## Data provided
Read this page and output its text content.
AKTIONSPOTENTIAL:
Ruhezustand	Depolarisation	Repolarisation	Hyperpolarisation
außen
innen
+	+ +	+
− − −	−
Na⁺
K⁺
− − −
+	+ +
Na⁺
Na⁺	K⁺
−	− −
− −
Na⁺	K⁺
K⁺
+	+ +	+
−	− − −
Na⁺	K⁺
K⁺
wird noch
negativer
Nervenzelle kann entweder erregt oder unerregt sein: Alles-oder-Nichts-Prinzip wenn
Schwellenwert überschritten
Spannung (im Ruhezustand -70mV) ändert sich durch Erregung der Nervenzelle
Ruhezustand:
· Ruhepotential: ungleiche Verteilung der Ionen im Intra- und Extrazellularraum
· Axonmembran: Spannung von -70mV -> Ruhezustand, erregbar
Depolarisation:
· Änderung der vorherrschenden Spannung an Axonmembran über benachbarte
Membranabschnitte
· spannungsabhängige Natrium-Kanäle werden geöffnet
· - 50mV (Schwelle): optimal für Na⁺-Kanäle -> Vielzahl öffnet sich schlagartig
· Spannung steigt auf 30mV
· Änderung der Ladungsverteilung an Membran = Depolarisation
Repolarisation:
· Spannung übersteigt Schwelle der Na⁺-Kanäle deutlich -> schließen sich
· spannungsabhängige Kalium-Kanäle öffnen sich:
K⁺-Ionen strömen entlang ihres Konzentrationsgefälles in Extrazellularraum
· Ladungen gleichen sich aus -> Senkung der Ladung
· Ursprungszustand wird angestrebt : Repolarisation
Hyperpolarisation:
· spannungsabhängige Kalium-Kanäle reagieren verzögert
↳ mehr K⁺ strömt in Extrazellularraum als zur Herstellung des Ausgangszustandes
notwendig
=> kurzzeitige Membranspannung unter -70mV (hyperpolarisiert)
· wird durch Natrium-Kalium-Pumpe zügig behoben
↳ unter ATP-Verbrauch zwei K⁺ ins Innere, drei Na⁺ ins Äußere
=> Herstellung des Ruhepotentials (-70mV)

## Problem description
Every entry should be printed again exactly as written.

## Solution to this problem
Read this page and output its text content.
AKTIONSPOTENTIAL:
Ruhezustand	Depolarisation	Repolarisation	Hyperpolarisation
außen
innen
+	+ +	+
− − −	−
Na⁺
K⁺
− − −
+	+ +
Na⁺
Na⁺	K⁺
−	− −
− −
Na⁺	K⁺
K⁺
+	+ +	+
−	− − −
Na⁺	K⁺
K⁺
wird noch
negativer
Nervenzelle kann entweder erregt oder unerregt sein: Alles-oder-Nichts-Prinzip wenn
Schwellenwert überschritten
Spannung (im Ruhezustand -70mV) ändert sich durch Erregung der Nervenzelle
Ruhezustand:
· Ruhepotential: ungleiche Verteilung der Ionen im Intra- und Extrazellularraum
· Axonmembran: Spannung von -70mV -> Ruhezustand, erregbar
Depolarisation:
· Änderung der vorherrschenden Spannung an Axonmembran über benachbarte
Membranabschnitte
· spannungsabhängige Natrium-Kanäle werden geöffnet
· - 50mV (Schwelle): optimal für Na⁺-Kanäle -> Vielzahl öffnet sich schlagartig
· Spannung steigt auf 30mV
· Änderung der Ladungsverteilung an Membran = Depolarisation
Repolarisation:
· Spannung übersteigt Schwelle der Na⁺-Kanäle deutlich -> schließen sich
· spannungsabhängige Kalium-Kanäle öffnen sich:
K⁺-Ionen strömen entlang ihres Konzentrationsgefälles in Extrazellularraum
· Ladungen gleichen sich aus -> Senkung der Ladung
· Ursprungszustand wird angestrebt : Repolarisation
Hyperpolarisation:
· spannungsabhängige Kalium-Kanäle reagieren verzögert
↳ mehr K⁺ strömt in Extrazellularraum als zur Herstellung des Ausgangszustandes
notwendig
=> kurzzeitige Membranspannung unter -70mV (hyperpolarisiert)
· wird durch Natrium-Kalium-Pumpe zügig behoben
↳ unter ATP-Verbrauch zwei K⁺ ins Innere, drei Na⁺ ins Äußere
=> Herstellung des Ruhepotentials (-70mV)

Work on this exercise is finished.